==== PROVIDED MATERIAL ====

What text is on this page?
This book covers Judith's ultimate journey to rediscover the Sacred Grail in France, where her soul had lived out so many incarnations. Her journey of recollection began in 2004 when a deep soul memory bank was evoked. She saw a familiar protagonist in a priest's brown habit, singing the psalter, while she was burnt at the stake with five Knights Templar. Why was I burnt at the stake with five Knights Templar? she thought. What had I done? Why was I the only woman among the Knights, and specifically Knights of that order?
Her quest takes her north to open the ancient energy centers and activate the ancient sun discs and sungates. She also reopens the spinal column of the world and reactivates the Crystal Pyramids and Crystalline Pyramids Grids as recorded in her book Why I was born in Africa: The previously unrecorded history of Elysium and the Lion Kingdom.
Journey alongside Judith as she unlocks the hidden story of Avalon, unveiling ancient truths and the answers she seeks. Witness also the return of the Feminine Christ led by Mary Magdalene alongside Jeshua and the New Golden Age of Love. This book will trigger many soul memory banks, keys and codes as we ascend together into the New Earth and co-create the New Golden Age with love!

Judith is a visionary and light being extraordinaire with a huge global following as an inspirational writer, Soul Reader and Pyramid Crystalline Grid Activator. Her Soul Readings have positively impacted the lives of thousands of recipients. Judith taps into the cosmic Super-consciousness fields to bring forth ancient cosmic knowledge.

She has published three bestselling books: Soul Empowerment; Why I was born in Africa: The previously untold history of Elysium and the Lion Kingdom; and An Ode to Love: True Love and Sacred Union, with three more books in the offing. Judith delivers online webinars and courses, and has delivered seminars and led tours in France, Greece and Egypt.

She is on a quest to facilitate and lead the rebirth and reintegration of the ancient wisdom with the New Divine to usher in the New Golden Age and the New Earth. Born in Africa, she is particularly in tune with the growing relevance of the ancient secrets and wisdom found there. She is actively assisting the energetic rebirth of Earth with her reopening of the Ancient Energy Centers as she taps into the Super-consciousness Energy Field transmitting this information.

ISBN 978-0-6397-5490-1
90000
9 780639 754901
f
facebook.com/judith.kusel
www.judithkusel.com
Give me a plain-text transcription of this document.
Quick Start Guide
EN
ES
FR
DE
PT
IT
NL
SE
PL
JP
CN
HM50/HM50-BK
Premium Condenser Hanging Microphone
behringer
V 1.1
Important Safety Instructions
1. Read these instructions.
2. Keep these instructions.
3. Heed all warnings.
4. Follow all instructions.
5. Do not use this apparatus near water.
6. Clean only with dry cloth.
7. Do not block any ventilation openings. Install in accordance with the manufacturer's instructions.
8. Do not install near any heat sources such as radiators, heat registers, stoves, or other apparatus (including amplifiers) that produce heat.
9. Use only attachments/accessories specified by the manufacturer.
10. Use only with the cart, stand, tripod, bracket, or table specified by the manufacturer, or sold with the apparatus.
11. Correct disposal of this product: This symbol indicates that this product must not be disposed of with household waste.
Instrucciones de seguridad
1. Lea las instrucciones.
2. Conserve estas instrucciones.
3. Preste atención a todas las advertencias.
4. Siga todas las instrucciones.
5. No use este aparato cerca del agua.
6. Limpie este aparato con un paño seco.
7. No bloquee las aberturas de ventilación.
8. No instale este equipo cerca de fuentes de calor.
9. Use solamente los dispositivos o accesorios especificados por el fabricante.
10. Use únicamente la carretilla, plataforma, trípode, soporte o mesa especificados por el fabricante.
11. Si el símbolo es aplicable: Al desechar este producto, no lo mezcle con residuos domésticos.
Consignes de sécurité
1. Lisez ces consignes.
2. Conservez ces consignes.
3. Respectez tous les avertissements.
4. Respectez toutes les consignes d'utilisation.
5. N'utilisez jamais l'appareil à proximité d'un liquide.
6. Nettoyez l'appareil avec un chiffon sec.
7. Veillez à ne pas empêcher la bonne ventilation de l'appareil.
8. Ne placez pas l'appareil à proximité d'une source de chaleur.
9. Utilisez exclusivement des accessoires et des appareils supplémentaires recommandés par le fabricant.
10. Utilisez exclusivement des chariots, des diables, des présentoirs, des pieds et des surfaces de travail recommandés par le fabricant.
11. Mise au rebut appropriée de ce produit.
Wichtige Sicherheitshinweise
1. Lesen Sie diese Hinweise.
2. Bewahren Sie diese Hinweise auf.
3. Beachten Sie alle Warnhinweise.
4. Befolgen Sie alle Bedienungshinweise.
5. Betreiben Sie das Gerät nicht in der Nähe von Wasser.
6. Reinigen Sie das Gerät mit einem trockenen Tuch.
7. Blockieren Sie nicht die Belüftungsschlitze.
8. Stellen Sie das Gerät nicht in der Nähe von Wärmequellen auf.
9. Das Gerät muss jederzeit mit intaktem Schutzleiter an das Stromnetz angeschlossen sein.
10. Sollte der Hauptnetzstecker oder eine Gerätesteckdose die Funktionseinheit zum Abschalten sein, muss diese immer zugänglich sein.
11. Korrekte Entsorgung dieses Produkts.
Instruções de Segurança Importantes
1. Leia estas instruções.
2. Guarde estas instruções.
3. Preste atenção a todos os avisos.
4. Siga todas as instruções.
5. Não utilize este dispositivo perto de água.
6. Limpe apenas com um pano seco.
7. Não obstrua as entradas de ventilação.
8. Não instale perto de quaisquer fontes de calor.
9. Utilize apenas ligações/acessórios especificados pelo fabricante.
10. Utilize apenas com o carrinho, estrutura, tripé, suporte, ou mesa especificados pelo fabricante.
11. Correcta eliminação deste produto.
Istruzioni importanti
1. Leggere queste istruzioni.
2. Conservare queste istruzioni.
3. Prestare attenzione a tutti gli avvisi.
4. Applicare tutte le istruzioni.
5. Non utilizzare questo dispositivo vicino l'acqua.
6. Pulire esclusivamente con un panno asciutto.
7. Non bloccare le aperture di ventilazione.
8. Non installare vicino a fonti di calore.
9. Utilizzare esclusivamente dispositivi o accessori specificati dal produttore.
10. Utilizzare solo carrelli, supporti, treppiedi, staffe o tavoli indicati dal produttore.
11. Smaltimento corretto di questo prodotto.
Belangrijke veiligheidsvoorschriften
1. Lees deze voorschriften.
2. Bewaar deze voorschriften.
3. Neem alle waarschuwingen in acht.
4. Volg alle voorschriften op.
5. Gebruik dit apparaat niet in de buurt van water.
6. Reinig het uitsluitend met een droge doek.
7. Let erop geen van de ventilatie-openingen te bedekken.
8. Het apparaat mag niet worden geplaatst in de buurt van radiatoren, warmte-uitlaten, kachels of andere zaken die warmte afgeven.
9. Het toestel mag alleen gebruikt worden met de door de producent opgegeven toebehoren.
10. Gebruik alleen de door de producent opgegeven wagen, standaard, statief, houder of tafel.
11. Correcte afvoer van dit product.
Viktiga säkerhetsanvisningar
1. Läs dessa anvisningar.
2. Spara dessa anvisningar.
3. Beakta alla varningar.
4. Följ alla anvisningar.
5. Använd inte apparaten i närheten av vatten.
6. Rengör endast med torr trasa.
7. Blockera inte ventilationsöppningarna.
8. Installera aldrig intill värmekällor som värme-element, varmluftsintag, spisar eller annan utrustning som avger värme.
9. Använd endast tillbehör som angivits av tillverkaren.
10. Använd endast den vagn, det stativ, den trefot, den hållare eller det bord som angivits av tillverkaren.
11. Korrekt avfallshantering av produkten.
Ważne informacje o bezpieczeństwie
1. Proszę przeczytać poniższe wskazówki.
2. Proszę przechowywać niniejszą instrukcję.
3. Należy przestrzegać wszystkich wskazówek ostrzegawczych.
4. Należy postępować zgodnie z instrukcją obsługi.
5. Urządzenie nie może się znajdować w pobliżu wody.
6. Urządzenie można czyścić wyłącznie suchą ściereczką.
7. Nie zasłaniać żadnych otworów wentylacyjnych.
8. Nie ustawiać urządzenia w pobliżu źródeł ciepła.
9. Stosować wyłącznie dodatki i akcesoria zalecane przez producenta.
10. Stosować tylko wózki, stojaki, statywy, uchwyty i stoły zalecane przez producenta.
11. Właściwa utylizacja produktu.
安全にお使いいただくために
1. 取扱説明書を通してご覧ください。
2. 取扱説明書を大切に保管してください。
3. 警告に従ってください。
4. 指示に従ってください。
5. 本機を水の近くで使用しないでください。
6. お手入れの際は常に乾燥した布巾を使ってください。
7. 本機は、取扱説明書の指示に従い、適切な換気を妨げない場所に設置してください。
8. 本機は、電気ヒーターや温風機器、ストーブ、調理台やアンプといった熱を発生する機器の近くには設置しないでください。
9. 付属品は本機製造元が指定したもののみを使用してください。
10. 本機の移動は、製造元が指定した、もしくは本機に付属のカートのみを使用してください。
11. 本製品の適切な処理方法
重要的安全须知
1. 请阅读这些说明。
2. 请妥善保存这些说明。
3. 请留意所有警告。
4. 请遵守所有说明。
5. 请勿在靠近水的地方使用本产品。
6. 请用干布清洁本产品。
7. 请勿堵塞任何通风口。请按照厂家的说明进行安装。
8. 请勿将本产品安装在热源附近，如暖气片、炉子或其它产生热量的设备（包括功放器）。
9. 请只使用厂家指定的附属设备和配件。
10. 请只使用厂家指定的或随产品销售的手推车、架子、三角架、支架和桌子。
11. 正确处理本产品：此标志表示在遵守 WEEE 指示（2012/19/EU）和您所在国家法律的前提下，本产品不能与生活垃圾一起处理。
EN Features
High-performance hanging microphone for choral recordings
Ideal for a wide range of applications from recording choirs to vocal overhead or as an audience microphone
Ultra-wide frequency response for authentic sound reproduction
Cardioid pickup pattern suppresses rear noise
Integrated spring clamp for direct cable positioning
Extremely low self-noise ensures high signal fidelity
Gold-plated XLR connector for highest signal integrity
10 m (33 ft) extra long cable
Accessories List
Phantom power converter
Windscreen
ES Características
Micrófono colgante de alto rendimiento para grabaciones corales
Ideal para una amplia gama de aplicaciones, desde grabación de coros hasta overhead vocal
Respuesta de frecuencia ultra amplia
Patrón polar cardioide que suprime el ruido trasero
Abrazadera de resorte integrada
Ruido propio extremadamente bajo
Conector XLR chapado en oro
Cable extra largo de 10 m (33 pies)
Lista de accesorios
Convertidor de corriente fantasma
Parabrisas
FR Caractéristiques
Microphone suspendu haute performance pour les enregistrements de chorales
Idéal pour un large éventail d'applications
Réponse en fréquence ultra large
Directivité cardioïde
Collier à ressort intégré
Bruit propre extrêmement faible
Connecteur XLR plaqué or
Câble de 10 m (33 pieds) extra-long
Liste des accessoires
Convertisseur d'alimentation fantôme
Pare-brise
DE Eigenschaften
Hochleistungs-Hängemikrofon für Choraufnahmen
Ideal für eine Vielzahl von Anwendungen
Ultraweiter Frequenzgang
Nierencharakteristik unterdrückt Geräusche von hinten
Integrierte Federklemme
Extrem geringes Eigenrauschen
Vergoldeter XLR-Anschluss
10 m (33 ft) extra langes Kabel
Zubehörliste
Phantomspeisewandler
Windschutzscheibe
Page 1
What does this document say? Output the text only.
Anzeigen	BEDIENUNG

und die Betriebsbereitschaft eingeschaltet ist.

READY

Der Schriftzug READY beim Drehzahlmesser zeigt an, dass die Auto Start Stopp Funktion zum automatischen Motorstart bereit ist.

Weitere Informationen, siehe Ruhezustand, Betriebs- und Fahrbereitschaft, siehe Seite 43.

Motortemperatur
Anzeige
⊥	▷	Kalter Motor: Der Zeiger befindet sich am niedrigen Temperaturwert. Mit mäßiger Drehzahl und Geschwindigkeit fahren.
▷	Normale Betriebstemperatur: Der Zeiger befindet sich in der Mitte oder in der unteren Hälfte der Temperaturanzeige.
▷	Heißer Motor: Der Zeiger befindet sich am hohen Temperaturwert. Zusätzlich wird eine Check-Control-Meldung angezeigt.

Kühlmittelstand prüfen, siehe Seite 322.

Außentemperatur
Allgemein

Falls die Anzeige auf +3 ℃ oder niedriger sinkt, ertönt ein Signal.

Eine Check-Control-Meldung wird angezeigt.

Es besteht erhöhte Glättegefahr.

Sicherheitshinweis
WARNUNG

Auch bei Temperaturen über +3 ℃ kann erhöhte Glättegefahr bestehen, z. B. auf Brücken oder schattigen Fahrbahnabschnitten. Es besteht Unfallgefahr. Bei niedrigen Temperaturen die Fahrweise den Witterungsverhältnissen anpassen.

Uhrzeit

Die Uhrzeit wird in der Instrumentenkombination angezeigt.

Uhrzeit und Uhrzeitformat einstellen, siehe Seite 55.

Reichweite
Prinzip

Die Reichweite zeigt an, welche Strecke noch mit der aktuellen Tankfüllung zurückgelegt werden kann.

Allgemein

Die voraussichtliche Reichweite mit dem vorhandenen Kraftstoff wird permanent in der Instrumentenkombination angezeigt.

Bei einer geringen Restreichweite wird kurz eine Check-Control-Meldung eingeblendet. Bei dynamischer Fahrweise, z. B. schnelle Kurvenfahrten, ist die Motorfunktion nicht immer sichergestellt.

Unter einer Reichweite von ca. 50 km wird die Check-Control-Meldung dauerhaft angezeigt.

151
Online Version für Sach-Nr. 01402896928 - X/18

====

WRITTEN PROBLEM ▸
Filter the records above for lines containing the word "eller", and copy those lines.

WORKED ANSWER ▸
8. Installera aldrig intill värmekällor som värme-element, varmluftsintag, spisar eller annan utrustning som avger värme.
10. Använd endast den vagn, det stativ, den trefot, den hållare eller det bord som angivits av tillverkaren.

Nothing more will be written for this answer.